## What the task asks
Copy out all the data, word for word.

## Supplied information

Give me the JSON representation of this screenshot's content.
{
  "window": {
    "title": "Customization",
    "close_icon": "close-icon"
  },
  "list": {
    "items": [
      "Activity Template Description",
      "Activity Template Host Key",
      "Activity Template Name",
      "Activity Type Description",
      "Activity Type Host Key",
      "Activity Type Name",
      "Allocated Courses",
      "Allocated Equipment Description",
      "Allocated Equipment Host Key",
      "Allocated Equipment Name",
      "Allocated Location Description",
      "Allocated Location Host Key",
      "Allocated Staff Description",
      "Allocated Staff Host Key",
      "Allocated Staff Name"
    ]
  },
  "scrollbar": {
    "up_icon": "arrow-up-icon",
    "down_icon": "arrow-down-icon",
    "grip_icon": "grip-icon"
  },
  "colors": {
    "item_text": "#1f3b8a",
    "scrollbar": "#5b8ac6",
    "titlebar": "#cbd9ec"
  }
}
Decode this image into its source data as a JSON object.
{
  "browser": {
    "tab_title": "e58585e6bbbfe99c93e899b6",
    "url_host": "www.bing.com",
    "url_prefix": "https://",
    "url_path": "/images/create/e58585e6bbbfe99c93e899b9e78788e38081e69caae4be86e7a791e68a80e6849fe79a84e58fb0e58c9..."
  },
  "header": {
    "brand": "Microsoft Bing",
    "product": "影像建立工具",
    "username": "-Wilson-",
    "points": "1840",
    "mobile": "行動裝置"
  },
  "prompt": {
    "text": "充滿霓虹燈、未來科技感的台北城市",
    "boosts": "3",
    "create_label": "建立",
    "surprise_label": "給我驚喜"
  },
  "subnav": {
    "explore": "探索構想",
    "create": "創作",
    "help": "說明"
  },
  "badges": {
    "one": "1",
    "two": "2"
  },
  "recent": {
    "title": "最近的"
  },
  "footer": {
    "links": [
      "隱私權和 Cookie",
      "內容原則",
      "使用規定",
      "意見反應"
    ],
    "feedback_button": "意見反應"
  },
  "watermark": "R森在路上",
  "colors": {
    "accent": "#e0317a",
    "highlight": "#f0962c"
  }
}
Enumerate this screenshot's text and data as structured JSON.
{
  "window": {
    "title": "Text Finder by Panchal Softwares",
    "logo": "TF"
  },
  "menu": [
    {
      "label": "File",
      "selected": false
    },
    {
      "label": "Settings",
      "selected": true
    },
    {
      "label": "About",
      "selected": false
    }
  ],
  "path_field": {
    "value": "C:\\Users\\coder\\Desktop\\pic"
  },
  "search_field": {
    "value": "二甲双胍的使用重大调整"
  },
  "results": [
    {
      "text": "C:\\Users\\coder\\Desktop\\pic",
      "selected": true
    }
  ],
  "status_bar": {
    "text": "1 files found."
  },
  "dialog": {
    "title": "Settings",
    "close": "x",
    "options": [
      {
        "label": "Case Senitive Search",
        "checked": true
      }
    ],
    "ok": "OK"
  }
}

## Output of the exercise
Give me the JSON representation of this screenshot's content.
{
  "window": {
    "title": "Customization",
    "close_icon": "close-icon"
  },
  "list": {
    "items": [
      "Activity Template Description",
      "Activity Template Host Key",
      "Activity Template Name",
      "Activity Type Description",
      "Activity Type Host Key",
      "Activity Type Name",
      "Allocated Courses",
      "Allocated Equipment Description",
      "Allocated Equipment Host Key",
      "Allocated Equipment Name",
      "Allocated Location Description",
      "Allocated Location Host Key",
      "Allocated Staff Description",
      "Allocated Staff Host Key",
      "Allocated Staff Name"
    ]
  },
  "scrollbar": {
    "up_icon": "arrow-up-icon",
    "down_icon": "arrow-down-icon",
    "grip_icon": "grip-icon"
  },
  "colors": {
    "item_text": "#1f3b8a",
    "scrollbar": "#5b8ac6",
    "titlebar": "#cbd9ec"
  }
}
Decode this image into its source data as a JSON object.
{
  "browser": {
    "tab_title": "e58585e6bbbfe99c93e899b6",
    "url_host": "www.bing.com",
    "url_prefix": "https://",
    "url_path": "/images/create/e58585e6bbbfe99c93e899b9e78788e38081e69caae4be86e7a791e68a80e6849fe79a84e58fb0e58c9..."
  },
  "header": {
    "brand": "Microsoft Bing",
    "product": "影像建立工具",
    "username": "-Wilson-",
    "points": "1840",
    "mobile": "行動裝置"
  },
  "prompt": {
    "text": "充滿霓虹燈、未來科技感的台北城市",
    "boosts": "3",
    "create_label": "建立",
    "surprise_label": "給我驚喜"
  },
  "subnav": {
    "explore": "探索構想",
    "create": "創作",
    "help": "說明"
  },
  "badges": {
    "one": "1",
    "two": "2"
  },
  "recent": {
    "title": "最近的"
  },
  "footer": {
    "links": [
      "隱私權和 Cookie",
      "內容原則",
      "使用規定",
      "意見反應"
    ],
    "feedback_button": "意見反應"
  },
  "watermark": "R森在路上",
  "colors": {
    "accent": "#e0317a",
    "highlight": "#f0962c"
  }
}
Enumerate this screenshot's text and data as structured JSON.
{
  "window": {
    "title": "Text Finder by Panchal Softwares",
    "logo": "TF"
  },
  "menu": [
    {
      "label": "File",
      "selected": false
    },
    {
      "label": "Settings",
      "selected": true
    },
    {
      "label": "About",
      "selected": false
    }
  ],
  "path_field": {
    "value": "C:\\Users\\coder\\Desktop\\pic"
  },
  "search_field": {
    "value": "二甲双胍的使用重大调整"
  },
  "results": [
    {
      "text": "C:\\Users\\coder\\Desktop\\pic",
      "selected": true
    }
  ],
  "status_bar": {
    "text": "1 files found."
  },
  "dialog": {
    "title": "Settings",
    "close": "x",
    "options": [
      {
        "label": "Case Senitive Search",
        "checked": true
      }
    ],
    "ok": "OK"
  }
}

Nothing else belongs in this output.